> [RECORDS FOR PROCESSING]
___

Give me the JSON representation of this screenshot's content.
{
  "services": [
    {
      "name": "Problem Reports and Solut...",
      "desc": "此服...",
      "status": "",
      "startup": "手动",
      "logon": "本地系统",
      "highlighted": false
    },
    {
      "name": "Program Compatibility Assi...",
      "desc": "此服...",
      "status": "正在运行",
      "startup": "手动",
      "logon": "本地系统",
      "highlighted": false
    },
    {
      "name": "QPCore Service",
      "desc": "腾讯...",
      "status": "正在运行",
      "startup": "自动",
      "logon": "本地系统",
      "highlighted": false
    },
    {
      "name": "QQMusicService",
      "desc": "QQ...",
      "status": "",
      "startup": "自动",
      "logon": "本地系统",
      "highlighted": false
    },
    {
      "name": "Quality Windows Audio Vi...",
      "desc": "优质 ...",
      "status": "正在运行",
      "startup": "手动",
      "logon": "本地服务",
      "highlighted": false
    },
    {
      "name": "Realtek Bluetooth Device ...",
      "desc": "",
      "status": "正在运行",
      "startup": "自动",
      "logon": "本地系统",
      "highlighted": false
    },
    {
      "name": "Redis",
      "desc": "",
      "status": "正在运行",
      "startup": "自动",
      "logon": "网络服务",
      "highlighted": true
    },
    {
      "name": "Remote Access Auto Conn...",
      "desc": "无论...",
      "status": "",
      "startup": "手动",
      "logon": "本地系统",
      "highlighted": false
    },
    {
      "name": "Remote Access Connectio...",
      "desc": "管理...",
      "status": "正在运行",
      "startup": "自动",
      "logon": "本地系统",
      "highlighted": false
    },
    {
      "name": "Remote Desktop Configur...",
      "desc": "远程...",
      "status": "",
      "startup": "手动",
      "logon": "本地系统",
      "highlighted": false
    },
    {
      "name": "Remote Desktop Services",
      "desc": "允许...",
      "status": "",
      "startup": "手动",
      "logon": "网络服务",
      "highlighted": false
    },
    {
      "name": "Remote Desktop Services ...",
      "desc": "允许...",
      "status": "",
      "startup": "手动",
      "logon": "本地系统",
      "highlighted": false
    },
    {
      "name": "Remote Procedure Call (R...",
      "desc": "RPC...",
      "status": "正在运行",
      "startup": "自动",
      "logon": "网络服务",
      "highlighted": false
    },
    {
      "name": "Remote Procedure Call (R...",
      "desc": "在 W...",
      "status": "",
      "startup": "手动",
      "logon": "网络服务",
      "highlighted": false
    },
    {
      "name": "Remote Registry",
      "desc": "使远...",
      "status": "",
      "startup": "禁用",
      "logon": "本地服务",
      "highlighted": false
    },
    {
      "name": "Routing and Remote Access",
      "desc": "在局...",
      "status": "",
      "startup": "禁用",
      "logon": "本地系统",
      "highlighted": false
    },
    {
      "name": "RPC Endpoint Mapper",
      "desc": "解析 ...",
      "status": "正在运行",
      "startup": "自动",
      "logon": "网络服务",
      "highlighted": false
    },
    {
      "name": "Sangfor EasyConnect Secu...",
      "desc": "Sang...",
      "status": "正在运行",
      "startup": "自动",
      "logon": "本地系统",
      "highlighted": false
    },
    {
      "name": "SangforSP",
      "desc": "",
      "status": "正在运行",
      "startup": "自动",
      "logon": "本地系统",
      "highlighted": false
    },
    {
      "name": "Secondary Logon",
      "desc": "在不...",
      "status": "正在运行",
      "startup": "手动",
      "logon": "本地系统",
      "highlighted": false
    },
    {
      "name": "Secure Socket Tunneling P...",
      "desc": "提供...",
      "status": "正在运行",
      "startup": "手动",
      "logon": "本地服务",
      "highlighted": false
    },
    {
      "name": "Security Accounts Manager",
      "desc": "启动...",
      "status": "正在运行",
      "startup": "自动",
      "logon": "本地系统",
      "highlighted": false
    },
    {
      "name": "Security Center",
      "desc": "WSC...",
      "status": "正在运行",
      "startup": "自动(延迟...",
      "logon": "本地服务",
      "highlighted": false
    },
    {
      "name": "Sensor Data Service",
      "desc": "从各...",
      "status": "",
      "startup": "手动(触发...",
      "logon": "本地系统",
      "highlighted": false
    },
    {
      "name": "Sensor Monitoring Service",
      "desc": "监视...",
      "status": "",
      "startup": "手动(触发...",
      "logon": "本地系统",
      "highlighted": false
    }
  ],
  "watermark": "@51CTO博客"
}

___

> [WHAT YOU NEED TO DO] Return all of the entries word for word.

> [WRITTEN RESPONSE]
Give me the JSON representation of this screenshot's content.
{
  "services": [
    {
      "name": "Problem Reports and Solut...",
      "desc": "此服...",
      "status": "",
      "startup": "手动",
      "logon": "本地系统",
      "highlighted": false
    },
    {
      "name": "Program Compatibility Assi...",
      "desc": "此服...",
      "status": "正在运行",
      "startup": "手动",
      "logon": "本地系统",
      "highlighted": false
    },
    {
      "name": "QPCore Service",
      "desc": "腾讯...",
      "status": "正在运行",
      "startup": "自动",
      "logon": "本地系统",
      "highlighted": false
    },
    {
      "name": "QQMusicService",
      "desc": "QQ...",
      "status": "",
      "startup": "自动",
      "logon": "本地系统",
      "highlighted": false
    },
    {
      "name": "Quality Windows Audio Vi...",
      "desc": "优质 ...",
      "status": "正在运行",
      "startup": "手动",
      "logon": "本地服务",
      "highlighted": false
    },
    {
      "name": "Realtek Bluetooth Device ...",
      "desc": "",
      "status": "正在运行",
      "startup": "自动",
      "logon": "本地系统",
      "highlighted": false
    },
    {
      "name": "Redis",
      "desc": "",
      "status": "正在运行",
      "startup": "自动",
      "logon": "网络服务",
      "highlighted": true
    },
    {
      "name": "Remote Access Auto Conn...",
      "desc": "无论...",
      "status": "",
      "startup": "手动",
      "logon": "本地系统",
      "highlighted": false
    },
    {
      "name": "Remote Access Connectio...",
      "desc": "管理...",
      "status": "正在运行",
      "startup": "自动",
      "logon": "本地系统",
      "highlighted": false
    },
    {
      "name": "Remote Desktop Configur...",
      "desc": "远程...",
      "status": "",
      "startup": "手动",
      "logon": "本地系统",
      "highlighted": false
    },
    {
      "name": "Remote Desktop Services",
      "desc": "允许...",
      "status": "",
      "startup": "手动",
      "logon": "网络服务",
      "highlighted": false
    },
    {
      "name": "Remote Desktop Services ...",
      "desc": "允许...",
      "status": "",
      "startup": "手动",
      "logon": "本地系统",
      "highlighted": false
    },
    {
      "name": "Remote Procedure Call (R...",
      "desc": "RPC...",
      "status": "正在运行",
      "startup": "自动",
      "logon": "网络服务",
      "highlighted": false
    },
    {
      "name": "Remote Procedure Call (R...",
      "desc": "在 W...",
      "status": "",
      "startup": "手动",
      "logon": "网络服务",
      "highlighted": false
    },
    {
      "name": "Remote Registry",
      "desc": "使远...",
      "status": "",
      "startup": "禁用",
      "logon": "本地服务",
      "highlighted": false
    },
    {
      "name": "Routing and Remote Access",
      "desc": "在局...",
      "status": "",
      "startup": "禁用",
      "logon": "本地系统",
      "highlighted": false
    },
    {
      "name": "RPC Endpoint Mapper",
      "desc": "解析 ...",
      "status": "正在运行",
      "startup": "自动",
      "logon": "网络服务",
      "highlighted": false
    },
    {
      "name": "Sangfor EasyConnect Secu...",
      "desc": "Sang...",
      "status": "正在运行",
      "startup": "自动",
      "logon": "本地系统",
      "highlighted": false
    },
    {
      "name": "SangforSP",
      "desc": "",
      "status": "正在运行",
      "startup": "自动",
      "logon": "本地系统",
      "highlighted": false
    },
    {
      "name": "Secondary Logon",
      "desc": "在不...",
      "status": "正在运行",
      "startup": "手动",
      "logon": "本地系统",
      "highlighted": false
    },
    {
      "name": "Secure Socket Tunneling P...",
      "desc": "提供...",
      "status": "正在运行",
      "startup": "手动",
      "logon": "本地服务",
      "highlighted": false
    },
    {
      "name": "Security Accounts Manager",
      "desc": "启动...",
      "status": "正在运行",
      "startup": "自动",
      "logon": "本地系统",
      "highlighted": false
    },
    {
      "name": "Security Center",
      "desc": "WSC...",
      "status": "正在运行",
      "startup": "自动(延迟...",
      "logon": "本地服务",
      "highlighted": false
    },
    {
      "name": "Sensor Data Service",
      "desc": "从各...",
      "status": "",
      "startup": "手动(触发...",
      "logon": "本地系统",
      "highlighted": false
    },
    {
      "name": "Sensor Monitoring Service",
      "desc": "监视...",
      "status": "",
      "startup": "手动(触发...",
      "logon": "本地系统",
      "highlighted": false
    }
  ],
  "watermark": "@51CTO博客"
}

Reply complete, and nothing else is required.